▶ _YOUR GOAL_
Find the lines with the string "propia" and return them.

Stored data
START
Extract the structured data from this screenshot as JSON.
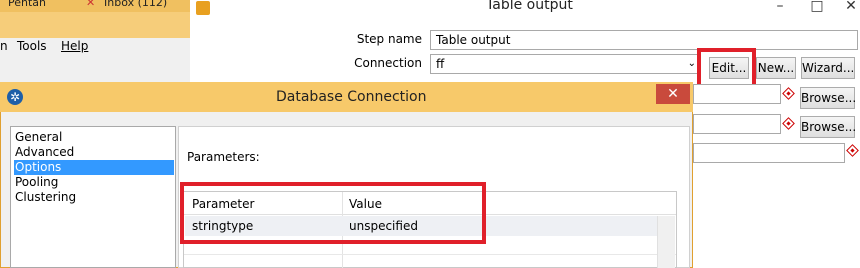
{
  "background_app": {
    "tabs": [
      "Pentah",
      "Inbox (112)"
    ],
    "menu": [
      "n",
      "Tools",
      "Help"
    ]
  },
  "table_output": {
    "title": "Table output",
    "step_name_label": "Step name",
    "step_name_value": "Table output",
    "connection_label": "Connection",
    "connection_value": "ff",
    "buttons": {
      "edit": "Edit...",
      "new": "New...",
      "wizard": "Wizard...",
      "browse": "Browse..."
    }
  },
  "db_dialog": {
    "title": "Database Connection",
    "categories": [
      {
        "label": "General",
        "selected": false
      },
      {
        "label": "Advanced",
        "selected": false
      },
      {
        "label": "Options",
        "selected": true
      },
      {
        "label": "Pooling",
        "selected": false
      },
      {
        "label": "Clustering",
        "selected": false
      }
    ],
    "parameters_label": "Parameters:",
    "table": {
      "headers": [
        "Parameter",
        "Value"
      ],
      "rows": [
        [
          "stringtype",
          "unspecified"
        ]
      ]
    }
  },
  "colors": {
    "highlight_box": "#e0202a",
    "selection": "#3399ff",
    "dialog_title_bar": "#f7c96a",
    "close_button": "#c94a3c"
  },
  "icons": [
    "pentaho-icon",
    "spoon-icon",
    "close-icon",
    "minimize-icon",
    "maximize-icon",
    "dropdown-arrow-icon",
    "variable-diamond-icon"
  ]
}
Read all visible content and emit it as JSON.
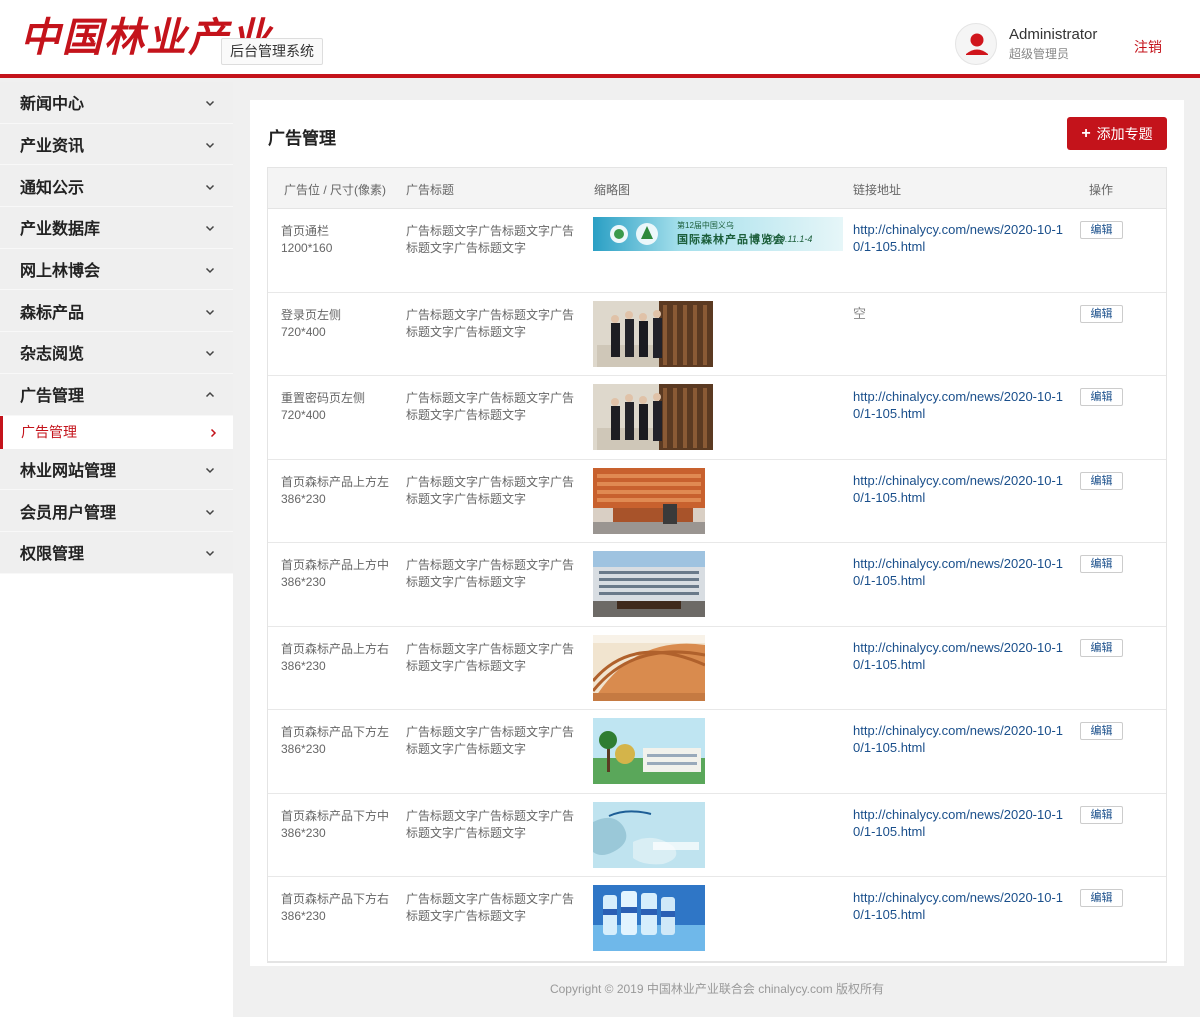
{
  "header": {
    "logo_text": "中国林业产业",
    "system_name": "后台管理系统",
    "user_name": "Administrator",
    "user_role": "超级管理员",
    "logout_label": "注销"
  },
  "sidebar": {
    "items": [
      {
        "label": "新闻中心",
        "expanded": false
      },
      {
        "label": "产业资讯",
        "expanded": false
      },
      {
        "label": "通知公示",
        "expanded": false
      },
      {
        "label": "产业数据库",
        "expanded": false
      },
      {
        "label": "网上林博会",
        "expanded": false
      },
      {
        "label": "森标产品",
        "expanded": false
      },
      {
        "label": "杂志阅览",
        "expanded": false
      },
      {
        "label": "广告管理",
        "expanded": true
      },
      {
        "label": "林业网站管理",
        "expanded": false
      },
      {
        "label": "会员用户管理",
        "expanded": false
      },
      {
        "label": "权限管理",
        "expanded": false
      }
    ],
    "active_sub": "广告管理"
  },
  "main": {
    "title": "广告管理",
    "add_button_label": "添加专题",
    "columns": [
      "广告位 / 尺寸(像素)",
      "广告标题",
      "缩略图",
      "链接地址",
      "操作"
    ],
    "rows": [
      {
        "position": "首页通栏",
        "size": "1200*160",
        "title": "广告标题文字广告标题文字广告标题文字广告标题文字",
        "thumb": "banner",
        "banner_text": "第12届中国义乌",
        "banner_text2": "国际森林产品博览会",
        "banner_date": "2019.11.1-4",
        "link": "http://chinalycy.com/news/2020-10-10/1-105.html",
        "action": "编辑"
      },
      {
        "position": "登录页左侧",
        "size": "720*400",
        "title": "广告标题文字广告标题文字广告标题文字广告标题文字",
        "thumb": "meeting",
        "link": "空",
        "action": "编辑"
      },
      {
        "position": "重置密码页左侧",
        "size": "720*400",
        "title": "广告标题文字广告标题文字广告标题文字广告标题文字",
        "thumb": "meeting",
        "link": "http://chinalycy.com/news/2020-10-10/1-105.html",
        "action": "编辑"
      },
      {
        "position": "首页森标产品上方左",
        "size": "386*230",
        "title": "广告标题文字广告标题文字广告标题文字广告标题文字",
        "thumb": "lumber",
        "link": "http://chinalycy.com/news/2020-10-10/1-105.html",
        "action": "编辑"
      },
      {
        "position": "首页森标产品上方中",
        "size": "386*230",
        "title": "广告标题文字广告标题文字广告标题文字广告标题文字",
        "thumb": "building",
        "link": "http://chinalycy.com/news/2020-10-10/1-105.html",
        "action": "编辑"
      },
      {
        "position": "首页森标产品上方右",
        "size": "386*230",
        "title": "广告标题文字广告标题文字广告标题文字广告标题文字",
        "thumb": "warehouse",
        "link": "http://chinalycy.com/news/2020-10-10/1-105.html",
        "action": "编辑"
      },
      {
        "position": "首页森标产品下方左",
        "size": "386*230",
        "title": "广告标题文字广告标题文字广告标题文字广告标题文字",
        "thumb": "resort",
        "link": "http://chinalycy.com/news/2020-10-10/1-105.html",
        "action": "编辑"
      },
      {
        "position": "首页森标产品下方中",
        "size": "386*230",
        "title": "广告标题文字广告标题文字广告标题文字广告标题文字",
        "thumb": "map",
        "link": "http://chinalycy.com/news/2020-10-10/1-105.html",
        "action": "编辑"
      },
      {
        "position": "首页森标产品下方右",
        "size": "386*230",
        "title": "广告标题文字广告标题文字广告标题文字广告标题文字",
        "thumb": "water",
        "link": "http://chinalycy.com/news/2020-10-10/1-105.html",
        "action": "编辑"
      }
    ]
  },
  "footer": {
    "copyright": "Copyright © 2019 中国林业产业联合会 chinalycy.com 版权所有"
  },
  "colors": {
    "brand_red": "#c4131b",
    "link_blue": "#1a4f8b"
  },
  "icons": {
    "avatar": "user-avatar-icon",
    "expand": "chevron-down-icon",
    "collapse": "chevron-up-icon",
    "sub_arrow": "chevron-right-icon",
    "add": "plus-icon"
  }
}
END
START
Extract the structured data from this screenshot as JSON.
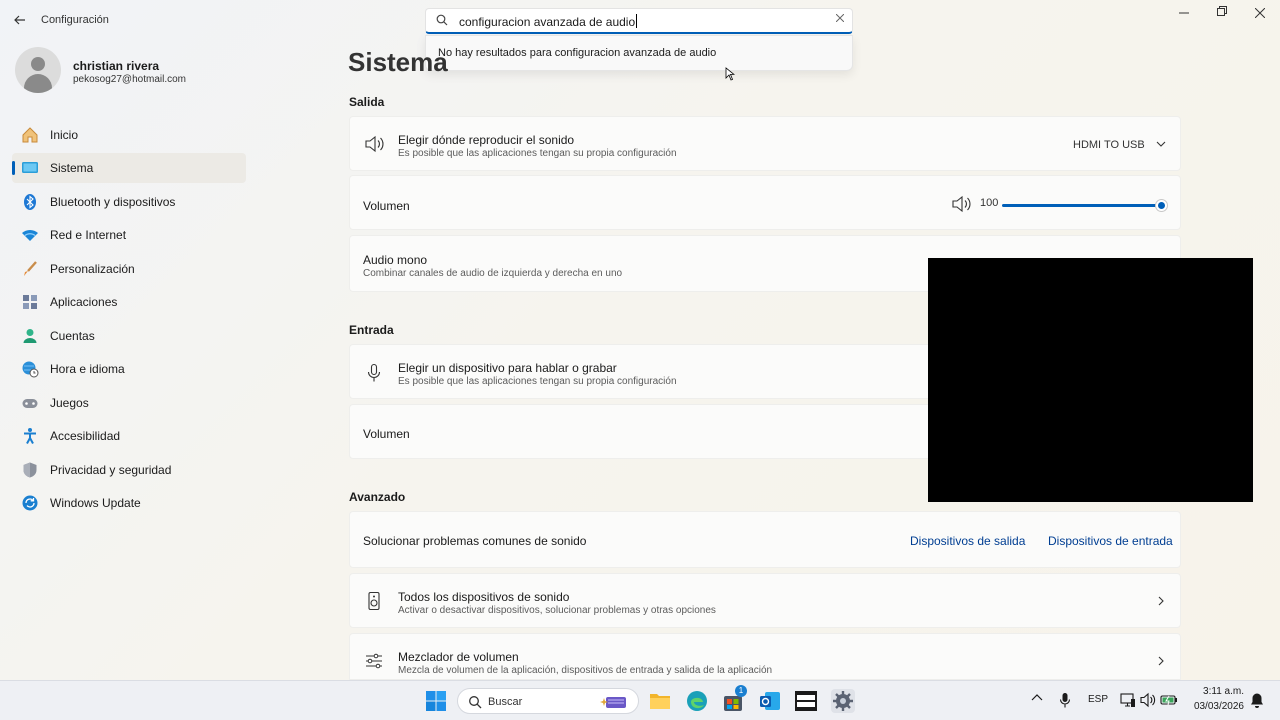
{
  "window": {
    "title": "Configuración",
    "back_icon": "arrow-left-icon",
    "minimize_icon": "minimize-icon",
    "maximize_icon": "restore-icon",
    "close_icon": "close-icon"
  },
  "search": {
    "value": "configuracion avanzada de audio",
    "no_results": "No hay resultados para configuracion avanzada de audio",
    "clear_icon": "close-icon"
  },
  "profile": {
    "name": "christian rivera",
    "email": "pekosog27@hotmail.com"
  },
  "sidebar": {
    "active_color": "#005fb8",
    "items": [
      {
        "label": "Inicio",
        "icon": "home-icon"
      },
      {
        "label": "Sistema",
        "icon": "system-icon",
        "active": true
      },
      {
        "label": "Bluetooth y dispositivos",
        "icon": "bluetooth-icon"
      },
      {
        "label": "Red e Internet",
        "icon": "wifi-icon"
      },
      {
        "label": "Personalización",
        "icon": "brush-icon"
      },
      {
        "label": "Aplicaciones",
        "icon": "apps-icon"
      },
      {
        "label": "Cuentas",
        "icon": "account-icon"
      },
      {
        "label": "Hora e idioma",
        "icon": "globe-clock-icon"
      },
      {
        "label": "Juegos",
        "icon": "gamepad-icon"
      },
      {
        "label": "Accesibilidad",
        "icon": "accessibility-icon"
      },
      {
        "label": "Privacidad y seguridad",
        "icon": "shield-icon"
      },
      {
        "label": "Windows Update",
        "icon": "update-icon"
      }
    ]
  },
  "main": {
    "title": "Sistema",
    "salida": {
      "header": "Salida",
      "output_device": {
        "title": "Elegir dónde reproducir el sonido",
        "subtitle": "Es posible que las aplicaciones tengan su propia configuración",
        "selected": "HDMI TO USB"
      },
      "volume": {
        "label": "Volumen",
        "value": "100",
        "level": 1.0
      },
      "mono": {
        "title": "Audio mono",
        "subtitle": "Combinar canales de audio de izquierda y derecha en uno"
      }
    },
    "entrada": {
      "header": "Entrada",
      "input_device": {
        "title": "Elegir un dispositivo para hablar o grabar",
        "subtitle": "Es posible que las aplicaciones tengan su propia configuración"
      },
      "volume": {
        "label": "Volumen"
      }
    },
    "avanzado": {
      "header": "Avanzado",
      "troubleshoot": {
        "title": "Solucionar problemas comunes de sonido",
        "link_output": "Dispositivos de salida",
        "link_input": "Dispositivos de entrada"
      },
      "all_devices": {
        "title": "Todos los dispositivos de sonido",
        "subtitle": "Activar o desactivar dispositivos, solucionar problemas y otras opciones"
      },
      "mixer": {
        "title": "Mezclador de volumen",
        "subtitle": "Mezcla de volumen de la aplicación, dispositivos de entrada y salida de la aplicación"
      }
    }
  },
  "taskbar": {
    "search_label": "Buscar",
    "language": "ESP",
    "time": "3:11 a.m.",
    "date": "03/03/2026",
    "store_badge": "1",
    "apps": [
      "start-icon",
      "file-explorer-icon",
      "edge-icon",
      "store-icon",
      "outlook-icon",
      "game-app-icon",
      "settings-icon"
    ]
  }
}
END
▶ _REPLY TO THE TASK_
        "subtitle": "Es posible que las aplicaciones tengan su propia configuración",
        "subtitle": "Es posible que las aplicaciones tengan su propia configuración"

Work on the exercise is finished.